▶ AIM:
Reproduce each line bearing the word "wrong".

▶ AVAILABLE DATA:
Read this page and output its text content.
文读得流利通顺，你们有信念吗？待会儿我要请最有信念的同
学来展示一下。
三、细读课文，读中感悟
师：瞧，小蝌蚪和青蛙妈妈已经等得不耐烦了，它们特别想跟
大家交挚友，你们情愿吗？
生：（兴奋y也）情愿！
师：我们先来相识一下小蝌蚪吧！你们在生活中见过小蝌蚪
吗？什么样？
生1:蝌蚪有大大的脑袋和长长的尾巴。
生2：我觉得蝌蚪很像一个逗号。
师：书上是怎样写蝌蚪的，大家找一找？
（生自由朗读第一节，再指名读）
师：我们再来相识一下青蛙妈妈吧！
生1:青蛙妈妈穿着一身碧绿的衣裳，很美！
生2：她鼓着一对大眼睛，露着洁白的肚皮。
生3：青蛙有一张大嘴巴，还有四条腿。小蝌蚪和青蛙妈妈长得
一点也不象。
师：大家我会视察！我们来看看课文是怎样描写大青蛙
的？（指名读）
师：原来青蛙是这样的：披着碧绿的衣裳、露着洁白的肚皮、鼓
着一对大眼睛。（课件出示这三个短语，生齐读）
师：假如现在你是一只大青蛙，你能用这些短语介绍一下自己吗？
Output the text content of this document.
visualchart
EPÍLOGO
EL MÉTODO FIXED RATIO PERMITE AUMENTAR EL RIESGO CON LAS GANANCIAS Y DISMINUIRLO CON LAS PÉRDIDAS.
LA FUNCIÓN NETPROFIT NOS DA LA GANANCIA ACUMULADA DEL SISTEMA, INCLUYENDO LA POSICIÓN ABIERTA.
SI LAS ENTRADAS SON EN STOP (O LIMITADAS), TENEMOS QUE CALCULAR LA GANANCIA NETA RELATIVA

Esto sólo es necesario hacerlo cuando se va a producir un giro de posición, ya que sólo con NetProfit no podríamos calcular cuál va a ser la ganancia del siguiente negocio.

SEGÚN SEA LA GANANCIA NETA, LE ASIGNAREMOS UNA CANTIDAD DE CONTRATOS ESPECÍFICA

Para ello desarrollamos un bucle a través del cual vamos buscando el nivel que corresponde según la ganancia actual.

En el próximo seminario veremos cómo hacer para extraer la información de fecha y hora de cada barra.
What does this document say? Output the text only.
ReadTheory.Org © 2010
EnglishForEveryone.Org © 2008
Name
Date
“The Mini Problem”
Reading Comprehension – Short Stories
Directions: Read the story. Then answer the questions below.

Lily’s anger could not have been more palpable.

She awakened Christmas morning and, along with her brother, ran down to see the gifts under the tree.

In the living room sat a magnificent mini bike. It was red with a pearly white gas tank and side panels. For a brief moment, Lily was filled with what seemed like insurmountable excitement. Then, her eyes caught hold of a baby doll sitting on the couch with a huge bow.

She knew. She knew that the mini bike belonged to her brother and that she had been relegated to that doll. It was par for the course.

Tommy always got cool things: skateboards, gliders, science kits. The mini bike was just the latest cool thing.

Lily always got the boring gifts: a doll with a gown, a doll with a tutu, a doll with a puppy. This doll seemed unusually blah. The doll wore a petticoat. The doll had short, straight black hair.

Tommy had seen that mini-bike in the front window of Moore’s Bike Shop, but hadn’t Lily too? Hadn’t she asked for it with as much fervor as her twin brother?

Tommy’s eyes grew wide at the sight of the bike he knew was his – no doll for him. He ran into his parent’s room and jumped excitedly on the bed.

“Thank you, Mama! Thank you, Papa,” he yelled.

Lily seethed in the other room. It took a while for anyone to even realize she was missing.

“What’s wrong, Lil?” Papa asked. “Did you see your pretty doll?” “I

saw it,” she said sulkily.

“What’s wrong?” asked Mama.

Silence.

---

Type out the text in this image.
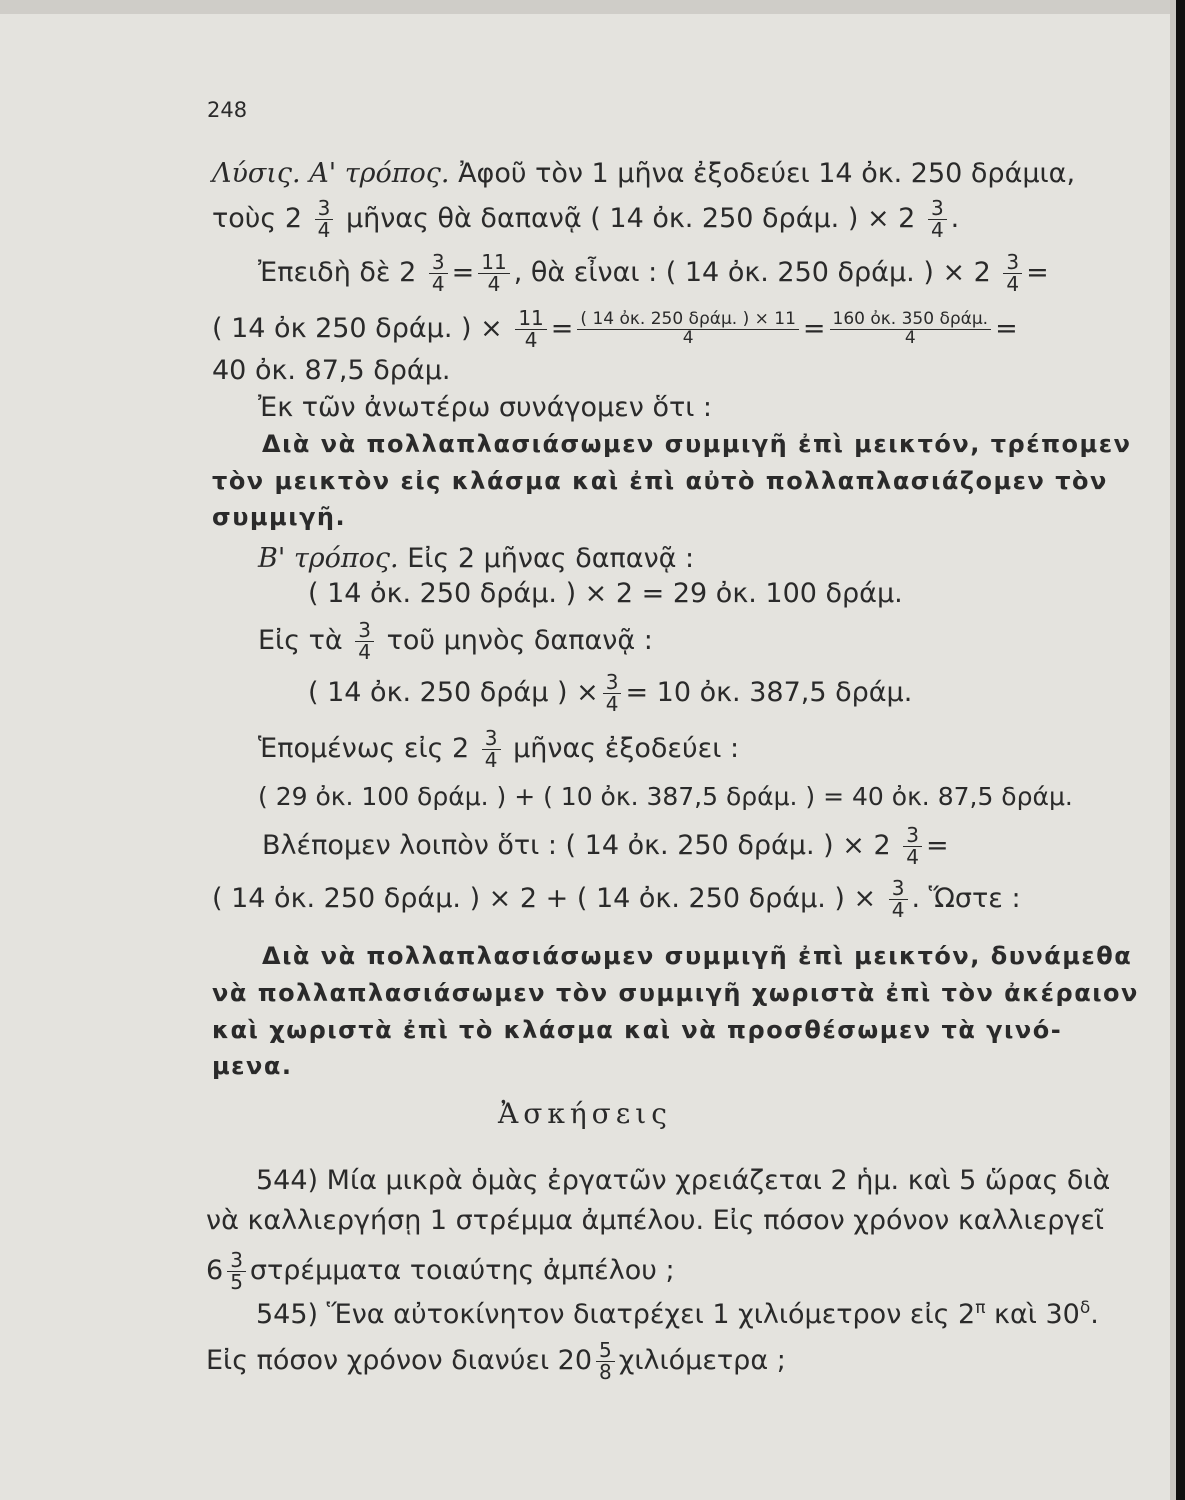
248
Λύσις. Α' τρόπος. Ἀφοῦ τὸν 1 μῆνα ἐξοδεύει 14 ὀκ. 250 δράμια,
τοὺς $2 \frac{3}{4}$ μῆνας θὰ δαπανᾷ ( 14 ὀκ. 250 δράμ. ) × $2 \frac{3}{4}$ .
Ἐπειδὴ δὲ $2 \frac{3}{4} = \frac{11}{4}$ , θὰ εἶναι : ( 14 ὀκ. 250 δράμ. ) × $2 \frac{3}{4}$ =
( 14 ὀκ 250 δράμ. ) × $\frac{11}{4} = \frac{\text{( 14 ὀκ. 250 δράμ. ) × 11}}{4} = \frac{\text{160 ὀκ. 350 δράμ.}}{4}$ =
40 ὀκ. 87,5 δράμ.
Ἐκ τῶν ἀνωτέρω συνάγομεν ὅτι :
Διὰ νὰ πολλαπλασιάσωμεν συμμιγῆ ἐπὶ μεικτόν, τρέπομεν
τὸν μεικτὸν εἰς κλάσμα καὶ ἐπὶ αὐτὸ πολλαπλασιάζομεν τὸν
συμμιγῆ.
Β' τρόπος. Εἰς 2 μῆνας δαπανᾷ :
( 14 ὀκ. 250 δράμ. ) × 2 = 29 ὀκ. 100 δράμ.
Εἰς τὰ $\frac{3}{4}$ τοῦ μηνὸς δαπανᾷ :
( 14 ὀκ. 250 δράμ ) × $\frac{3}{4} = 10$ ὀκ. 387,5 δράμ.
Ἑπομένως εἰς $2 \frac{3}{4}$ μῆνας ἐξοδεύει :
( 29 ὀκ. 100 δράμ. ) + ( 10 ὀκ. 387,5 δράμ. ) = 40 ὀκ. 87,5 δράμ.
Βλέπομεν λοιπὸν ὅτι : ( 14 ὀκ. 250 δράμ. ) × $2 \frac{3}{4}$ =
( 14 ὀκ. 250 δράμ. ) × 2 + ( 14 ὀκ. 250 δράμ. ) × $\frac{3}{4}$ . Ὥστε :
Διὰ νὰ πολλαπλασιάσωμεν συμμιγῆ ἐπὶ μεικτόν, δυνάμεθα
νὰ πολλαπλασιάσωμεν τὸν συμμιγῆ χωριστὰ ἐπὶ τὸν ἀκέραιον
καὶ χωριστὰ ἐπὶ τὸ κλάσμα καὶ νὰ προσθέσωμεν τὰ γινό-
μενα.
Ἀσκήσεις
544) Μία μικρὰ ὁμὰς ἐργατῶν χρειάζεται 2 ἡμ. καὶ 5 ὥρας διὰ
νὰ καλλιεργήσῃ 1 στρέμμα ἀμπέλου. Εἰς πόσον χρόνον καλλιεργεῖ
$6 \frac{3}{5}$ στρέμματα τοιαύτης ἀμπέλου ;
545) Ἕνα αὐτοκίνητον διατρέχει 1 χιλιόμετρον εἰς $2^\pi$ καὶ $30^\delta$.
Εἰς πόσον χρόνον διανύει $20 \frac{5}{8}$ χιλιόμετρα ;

▶ RESULT FOR THIS TASK:
“What’s wrong, Lil?” Papa asked. “Did you see your pretty doll?” “I
“What’s wrong?” asked Mama.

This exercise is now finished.